§ **Set task**
Lines containing the string "ylabel" are to be collected in full.

§ **The input**
════════════════

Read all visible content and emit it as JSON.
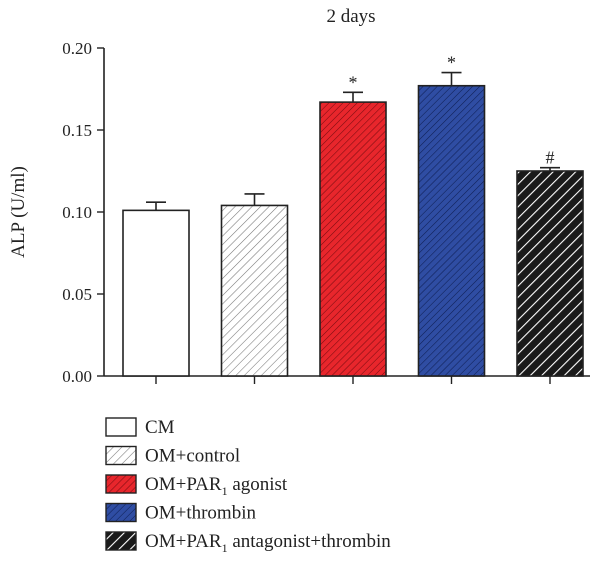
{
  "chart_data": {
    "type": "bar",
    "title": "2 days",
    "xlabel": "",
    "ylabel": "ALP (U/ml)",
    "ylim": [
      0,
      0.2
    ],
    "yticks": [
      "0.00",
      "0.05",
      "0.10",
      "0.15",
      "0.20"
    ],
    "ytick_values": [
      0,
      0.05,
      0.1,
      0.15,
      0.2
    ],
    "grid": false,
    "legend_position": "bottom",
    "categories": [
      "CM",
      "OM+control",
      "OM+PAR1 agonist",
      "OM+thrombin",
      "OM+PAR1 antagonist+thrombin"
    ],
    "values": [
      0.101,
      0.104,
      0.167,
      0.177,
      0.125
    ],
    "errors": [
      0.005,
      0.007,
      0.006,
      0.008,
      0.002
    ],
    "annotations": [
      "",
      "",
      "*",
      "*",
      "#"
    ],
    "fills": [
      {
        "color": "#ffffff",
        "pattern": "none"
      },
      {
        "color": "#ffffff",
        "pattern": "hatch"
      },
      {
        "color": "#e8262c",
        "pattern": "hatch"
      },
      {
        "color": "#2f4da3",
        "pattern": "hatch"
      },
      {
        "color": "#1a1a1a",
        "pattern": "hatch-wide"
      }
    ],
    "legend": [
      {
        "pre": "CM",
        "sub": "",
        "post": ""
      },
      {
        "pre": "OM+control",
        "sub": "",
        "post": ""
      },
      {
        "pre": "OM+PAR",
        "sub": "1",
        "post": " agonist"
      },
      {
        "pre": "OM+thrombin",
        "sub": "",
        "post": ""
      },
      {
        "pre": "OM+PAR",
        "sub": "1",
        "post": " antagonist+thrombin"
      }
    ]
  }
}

════════════════

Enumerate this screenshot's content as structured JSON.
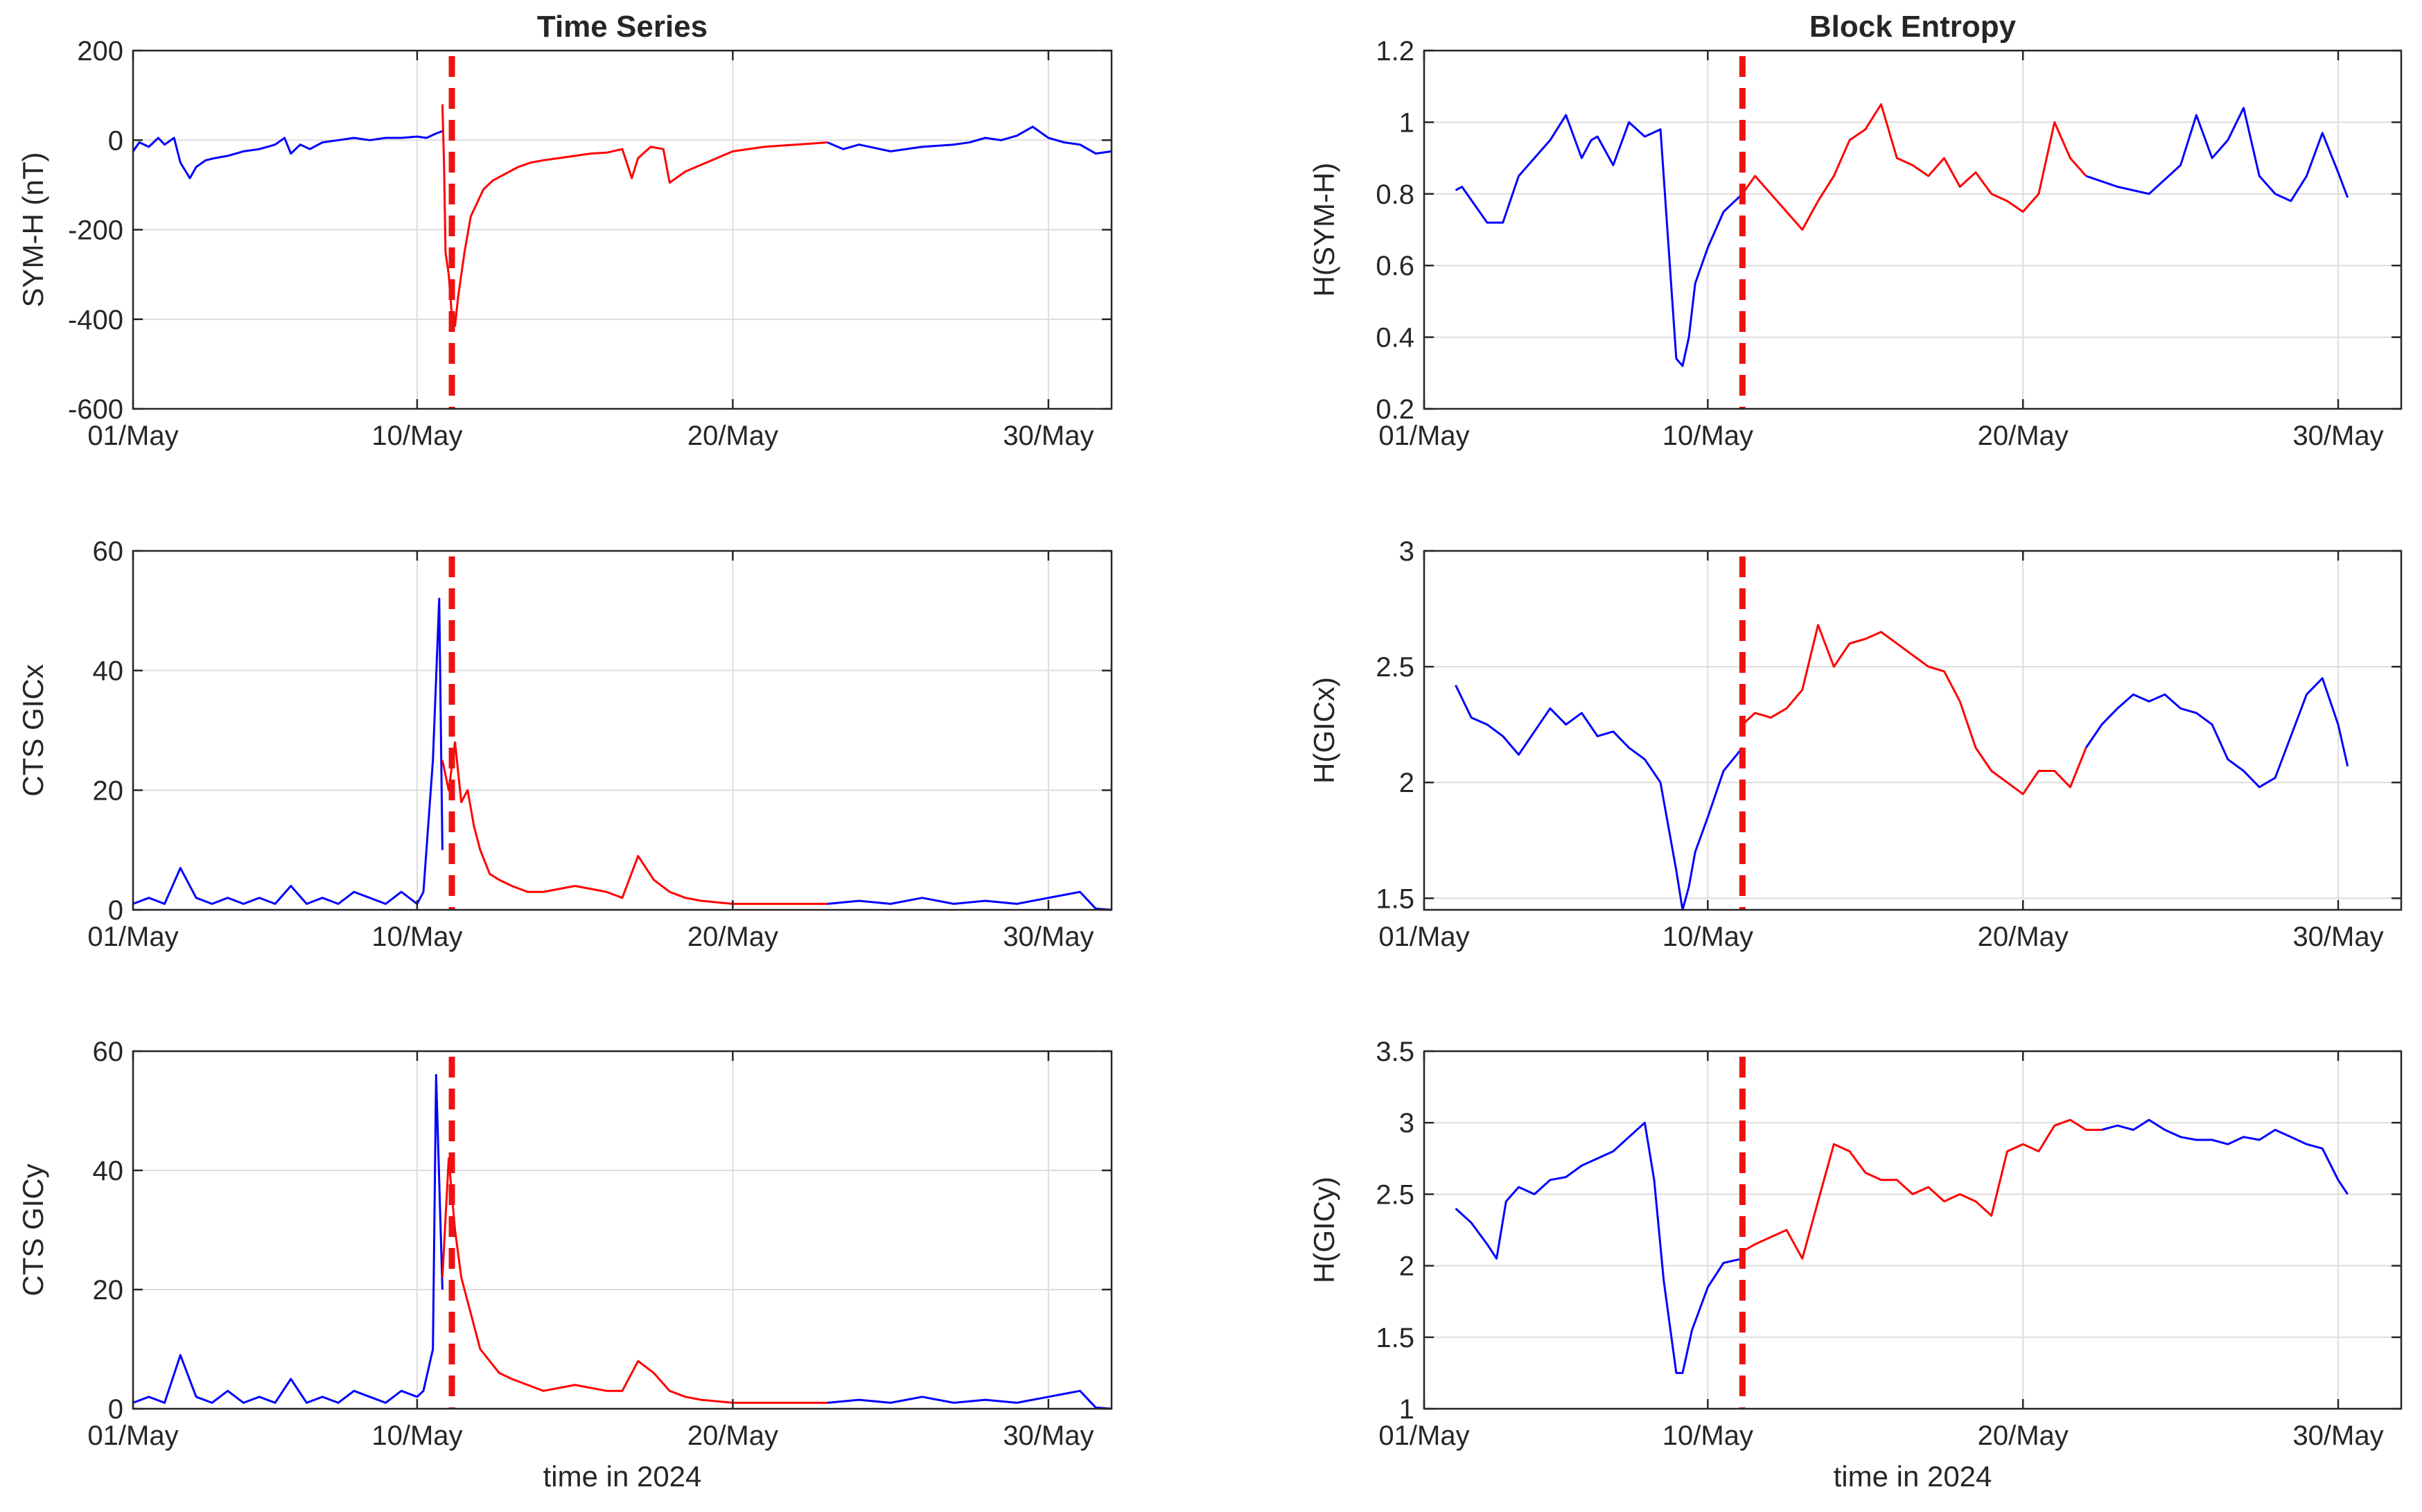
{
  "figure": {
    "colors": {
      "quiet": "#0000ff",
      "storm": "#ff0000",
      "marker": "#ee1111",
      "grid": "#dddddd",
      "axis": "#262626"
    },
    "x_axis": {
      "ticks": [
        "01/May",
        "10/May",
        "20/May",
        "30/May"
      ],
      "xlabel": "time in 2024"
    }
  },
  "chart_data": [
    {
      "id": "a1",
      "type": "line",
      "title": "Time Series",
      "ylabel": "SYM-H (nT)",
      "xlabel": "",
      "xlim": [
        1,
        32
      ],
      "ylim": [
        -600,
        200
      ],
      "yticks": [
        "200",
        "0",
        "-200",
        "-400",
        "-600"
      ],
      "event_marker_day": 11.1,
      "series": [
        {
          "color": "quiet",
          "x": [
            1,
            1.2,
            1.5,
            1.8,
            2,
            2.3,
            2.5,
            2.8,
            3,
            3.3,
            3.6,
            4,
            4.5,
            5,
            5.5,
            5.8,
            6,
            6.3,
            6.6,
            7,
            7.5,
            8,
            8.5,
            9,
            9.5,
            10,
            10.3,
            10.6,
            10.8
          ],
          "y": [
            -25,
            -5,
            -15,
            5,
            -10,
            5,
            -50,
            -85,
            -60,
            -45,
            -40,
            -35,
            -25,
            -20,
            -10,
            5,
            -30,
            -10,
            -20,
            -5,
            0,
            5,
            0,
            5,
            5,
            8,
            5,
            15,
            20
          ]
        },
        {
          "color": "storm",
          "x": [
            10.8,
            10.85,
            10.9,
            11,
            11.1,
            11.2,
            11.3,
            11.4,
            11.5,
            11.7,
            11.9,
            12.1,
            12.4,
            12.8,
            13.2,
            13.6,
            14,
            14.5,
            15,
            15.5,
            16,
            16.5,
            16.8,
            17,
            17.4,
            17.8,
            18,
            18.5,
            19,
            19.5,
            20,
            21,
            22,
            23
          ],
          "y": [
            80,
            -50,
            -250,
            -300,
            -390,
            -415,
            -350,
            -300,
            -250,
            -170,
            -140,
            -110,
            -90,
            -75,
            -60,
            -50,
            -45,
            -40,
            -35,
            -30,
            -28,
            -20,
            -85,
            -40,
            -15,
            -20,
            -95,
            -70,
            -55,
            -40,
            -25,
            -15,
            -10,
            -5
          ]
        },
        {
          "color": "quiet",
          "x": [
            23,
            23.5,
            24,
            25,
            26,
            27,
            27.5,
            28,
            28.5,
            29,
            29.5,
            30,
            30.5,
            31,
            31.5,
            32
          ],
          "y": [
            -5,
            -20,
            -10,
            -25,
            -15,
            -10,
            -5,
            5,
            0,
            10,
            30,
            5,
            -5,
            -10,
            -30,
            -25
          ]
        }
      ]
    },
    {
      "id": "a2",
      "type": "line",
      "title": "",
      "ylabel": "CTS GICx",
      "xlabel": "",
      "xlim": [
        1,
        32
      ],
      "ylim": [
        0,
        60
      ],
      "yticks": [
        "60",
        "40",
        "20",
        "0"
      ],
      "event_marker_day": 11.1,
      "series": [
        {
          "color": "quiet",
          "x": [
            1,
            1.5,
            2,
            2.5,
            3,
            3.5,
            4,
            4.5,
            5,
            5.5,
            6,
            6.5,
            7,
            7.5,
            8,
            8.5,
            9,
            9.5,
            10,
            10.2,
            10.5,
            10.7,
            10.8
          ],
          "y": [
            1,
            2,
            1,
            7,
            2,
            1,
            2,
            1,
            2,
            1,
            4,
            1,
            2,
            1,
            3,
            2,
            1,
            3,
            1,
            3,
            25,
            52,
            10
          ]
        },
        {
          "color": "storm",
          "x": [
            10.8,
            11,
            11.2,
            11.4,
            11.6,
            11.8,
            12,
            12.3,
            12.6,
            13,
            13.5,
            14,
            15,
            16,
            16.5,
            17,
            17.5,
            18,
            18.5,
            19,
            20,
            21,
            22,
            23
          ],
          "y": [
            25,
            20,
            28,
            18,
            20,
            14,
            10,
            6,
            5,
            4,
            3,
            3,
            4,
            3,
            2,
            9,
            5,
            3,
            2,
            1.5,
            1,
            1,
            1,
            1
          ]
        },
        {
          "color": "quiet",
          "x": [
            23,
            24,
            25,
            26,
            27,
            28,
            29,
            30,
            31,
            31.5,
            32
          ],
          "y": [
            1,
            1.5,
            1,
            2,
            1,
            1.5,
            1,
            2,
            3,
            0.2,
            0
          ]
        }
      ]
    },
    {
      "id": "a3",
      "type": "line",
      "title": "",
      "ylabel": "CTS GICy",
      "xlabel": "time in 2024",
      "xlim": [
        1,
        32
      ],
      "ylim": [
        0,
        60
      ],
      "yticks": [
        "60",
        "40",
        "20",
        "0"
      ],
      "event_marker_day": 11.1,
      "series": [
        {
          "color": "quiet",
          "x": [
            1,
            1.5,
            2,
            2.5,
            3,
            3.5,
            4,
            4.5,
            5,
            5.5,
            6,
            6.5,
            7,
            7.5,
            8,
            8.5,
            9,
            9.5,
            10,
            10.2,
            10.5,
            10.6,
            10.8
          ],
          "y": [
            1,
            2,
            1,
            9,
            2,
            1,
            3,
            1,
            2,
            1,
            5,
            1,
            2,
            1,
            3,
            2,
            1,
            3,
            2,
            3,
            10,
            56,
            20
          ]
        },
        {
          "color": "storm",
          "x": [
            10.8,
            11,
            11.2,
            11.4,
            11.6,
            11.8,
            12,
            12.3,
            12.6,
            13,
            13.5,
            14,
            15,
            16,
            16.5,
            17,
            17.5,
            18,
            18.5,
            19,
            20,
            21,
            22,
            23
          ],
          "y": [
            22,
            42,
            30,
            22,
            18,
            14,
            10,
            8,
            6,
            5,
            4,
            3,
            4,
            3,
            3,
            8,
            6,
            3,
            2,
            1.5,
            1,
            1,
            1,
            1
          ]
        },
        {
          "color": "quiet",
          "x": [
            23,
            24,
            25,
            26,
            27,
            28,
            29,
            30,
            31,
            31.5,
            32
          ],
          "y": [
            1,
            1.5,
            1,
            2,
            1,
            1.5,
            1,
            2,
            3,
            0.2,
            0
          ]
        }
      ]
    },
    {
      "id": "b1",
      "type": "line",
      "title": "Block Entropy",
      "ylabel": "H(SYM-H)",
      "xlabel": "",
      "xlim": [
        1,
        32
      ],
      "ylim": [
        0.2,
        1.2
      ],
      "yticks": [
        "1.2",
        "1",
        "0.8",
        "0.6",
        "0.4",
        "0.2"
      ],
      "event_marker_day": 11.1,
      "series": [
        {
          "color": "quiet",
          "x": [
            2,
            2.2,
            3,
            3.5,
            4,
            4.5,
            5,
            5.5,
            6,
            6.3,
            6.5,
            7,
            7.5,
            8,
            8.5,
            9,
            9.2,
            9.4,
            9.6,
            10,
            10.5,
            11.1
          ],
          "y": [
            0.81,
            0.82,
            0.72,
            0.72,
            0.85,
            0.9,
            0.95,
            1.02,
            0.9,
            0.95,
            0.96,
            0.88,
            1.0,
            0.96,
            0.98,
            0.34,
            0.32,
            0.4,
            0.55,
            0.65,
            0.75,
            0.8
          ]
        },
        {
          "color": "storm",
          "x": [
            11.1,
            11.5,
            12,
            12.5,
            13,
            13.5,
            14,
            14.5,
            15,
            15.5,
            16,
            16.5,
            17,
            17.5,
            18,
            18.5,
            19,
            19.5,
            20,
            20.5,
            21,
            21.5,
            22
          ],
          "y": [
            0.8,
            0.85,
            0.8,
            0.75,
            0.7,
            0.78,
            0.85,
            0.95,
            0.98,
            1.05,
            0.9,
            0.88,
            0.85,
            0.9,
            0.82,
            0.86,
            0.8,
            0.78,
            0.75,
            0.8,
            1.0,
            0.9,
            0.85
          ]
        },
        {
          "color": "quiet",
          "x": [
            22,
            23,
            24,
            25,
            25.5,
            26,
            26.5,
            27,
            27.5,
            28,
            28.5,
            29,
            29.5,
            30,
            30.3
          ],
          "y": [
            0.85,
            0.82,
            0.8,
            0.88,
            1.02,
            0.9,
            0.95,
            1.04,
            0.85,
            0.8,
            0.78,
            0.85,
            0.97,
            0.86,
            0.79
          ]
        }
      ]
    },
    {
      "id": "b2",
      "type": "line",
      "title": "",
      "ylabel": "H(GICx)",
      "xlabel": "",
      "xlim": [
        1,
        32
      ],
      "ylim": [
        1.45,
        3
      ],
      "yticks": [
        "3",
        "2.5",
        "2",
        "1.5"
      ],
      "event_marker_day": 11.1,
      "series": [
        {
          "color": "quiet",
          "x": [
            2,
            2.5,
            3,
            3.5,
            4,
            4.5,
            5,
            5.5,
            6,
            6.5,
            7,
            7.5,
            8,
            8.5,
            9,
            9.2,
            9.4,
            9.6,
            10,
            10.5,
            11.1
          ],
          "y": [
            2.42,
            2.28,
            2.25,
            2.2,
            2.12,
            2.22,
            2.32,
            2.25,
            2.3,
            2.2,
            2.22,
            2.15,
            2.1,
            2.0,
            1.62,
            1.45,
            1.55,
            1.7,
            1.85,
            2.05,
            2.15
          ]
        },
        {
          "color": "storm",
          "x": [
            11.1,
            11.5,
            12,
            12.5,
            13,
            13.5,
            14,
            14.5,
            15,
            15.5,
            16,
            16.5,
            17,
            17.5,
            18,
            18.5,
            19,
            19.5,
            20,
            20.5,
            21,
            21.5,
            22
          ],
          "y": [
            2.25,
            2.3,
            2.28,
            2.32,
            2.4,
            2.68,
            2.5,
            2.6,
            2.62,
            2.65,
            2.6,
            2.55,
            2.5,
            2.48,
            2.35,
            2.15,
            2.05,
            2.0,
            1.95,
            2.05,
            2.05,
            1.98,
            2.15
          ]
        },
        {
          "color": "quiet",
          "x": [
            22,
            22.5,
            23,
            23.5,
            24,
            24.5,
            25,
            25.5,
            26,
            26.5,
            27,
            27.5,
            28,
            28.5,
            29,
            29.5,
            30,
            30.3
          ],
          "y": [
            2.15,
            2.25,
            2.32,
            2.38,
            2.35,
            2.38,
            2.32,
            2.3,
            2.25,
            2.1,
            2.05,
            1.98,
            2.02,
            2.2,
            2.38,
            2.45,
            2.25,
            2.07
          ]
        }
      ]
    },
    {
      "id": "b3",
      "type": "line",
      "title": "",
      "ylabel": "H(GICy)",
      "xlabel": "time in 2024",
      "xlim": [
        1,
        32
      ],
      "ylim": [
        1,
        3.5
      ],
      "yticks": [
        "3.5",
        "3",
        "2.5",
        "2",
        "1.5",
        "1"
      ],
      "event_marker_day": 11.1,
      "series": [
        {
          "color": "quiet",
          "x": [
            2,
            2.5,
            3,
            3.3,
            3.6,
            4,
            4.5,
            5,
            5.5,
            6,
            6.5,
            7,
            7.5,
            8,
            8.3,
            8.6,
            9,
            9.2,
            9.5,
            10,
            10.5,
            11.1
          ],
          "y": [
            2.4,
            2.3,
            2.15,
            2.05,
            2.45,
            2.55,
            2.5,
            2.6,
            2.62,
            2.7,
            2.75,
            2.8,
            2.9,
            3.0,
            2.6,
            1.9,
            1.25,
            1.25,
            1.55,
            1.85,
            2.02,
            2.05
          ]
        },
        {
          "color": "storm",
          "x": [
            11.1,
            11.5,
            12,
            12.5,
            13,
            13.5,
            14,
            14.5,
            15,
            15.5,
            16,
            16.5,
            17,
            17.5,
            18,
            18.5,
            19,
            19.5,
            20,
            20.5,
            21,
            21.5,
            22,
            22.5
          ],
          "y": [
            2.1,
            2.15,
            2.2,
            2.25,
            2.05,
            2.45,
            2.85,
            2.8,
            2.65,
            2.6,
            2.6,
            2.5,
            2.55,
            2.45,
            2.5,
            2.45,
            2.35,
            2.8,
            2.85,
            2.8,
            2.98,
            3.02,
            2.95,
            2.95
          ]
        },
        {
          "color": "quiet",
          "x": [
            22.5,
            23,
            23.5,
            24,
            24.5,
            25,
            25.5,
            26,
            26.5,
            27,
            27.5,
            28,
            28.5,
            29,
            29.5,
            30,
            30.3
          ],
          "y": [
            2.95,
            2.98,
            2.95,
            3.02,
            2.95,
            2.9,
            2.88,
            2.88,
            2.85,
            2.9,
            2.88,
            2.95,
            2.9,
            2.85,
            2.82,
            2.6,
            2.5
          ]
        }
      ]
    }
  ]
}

════════════════

§ **Task output**
    "ylabel": "ALP (U/ml)",
      "ylabel": "SYM-H (nT)",
      "ylabel": "CTS GICx",
      "ylabel": "CTS GICy",
      "ylabel": "H(SYM-H)",
      "ylabel": "H(GICx)",
      "ylabel": "H(GICy)",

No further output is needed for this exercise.